So much remains to be seen; I cannot predict what sort of factors fading/distorted remains and memories of the industrial and fossil-fueled era will be.  I'm for the quality of wholeness, not a model per se.

It was sloppy to use the term restoration.

I think restoration is appropriate in several senses.

Jitendra Darling posted about a successful model in Sri Lanka:

http://www.occupycafe.org/forum/topics/lessons-for-occupy-from-sri-...

For that to work here, we'd need to restore community. I think maybe the current economic crisis may help because parents who can no longer afford to survive on their own move in with their kids, and adult children who can't afford to move out stay with their parents, so we have the beginning of the restoration of the extended family. Nuclear families living in suburbs can't be said to be communities as they rarely interact with each other. And when extended families living in close proximity have learned, of necessity, to share the burden of providing for themselves, they're likely to join with other extended families going through the same things, and voila! A community! 

In another sense, some post-industrial communities might not differ much from pre-industrial communities, if they were organized along sustainable and cooperative models.
■ ■ ■
- [WHAT TO WORK ON]:
A - Duplicate the passage in the post about restoring community from "Jitendra Darling posted" to "voila! A community!".
B - In the post about restoring community, why can't nuclear families living in suburbs be called communities?
Please rely only on the post about restoring community.

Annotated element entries
■ ■ ■
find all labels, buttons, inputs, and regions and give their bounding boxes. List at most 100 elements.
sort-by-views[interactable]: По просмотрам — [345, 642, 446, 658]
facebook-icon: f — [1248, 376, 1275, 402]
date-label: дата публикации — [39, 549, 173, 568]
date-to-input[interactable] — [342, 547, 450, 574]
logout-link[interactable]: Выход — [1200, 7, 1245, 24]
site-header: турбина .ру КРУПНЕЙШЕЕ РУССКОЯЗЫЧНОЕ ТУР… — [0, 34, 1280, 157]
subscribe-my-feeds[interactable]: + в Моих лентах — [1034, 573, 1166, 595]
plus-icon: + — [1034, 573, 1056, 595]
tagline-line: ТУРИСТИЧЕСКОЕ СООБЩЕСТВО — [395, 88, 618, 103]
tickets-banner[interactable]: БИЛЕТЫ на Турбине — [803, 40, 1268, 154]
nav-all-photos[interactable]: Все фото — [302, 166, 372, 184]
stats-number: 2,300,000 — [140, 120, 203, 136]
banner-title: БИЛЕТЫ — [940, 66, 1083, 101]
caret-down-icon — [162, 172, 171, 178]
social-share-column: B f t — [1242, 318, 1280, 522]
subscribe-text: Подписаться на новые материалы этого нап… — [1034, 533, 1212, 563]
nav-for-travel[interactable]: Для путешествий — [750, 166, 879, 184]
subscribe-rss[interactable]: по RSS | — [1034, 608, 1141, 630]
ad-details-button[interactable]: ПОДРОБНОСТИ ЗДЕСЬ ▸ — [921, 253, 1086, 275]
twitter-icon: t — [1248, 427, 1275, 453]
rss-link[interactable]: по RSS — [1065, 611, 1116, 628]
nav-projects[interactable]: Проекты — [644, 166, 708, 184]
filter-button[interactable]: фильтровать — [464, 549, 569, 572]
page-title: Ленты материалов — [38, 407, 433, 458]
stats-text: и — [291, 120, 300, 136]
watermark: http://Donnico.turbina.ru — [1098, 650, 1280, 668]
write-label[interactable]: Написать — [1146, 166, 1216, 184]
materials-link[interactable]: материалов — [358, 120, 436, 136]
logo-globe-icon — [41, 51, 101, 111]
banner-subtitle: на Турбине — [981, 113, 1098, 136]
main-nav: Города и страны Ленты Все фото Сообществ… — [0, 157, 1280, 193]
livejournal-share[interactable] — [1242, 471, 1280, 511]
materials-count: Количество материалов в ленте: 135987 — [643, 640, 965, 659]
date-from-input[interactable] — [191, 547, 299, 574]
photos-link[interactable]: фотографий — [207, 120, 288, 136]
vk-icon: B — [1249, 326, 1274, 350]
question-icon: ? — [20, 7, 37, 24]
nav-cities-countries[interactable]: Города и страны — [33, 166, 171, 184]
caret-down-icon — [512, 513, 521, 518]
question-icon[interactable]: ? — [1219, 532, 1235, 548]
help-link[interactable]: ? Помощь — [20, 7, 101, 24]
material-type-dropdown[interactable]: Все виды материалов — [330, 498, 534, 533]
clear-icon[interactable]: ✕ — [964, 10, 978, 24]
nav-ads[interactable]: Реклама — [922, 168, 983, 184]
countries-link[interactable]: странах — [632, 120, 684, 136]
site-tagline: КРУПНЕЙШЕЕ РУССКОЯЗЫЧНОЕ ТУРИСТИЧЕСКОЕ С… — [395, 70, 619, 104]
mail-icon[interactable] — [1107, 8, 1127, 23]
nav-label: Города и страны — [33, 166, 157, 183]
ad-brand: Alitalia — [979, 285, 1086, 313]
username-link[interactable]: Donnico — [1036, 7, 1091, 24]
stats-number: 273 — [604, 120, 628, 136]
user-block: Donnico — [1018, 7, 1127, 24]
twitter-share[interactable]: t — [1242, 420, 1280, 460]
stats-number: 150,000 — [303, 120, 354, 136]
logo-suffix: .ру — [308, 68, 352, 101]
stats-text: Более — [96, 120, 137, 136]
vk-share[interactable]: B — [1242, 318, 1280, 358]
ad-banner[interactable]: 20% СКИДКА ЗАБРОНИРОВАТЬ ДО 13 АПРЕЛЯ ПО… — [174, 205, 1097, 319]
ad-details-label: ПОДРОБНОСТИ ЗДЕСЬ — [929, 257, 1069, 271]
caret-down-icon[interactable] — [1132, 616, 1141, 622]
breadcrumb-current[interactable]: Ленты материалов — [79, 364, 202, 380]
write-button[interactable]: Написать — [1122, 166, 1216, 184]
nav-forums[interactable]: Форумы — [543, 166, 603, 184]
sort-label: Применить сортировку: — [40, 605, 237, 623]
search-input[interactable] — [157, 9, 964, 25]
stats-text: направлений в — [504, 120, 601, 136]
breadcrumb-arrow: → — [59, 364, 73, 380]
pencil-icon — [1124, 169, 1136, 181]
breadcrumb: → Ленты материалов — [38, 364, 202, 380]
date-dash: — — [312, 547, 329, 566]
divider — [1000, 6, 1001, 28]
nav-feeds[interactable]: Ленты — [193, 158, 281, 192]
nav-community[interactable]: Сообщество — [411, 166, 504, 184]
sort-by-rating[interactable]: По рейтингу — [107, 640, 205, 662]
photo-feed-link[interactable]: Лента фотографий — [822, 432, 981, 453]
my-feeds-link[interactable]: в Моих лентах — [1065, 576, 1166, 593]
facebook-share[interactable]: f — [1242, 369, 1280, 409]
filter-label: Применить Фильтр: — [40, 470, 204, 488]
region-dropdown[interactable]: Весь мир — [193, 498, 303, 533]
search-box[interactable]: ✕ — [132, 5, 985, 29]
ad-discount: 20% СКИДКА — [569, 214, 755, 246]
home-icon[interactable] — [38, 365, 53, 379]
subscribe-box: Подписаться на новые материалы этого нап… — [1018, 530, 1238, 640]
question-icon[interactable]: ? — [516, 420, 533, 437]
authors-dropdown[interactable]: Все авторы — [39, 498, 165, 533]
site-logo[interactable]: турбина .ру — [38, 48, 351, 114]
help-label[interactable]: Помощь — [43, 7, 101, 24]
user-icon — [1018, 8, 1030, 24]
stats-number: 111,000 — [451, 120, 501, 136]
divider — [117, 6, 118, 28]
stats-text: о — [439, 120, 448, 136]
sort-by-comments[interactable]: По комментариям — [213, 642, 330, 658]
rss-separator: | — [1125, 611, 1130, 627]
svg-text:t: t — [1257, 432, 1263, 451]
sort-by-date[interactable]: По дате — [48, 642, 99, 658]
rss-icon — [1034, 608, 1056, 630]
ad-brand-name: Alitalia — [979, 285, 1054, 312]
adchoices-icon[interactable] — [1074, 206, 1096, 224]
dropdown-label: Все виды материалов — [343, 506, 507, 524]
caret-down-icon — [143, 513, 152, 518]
■ ■ ■
- [SOLUTIONS TO THE PROBLEMS]:
A -
Jitendra Darling posted about a successful model in Sri Lanka:

http://www.occupycafe.org/forum/topics/lessons-for-occupy-from-sri-...

For that to work here, we'd need to restore community. I think maybe the current economic crisis may help because parents who can no longer afford to survive on their own move in with their kids, and adult children who can't afford to move out stay with their parents, so we have the beginning of the restoration of the extended family. Nuclear families living in suburbs can't be said to be communities as they rarely interact with each other. And when extended families living in close proximity have learned, of necessity, to share the burden of providing for themselves, they're likely to join with other extended families going through the same things, and voila! A community!

B - They rarely interact with each other.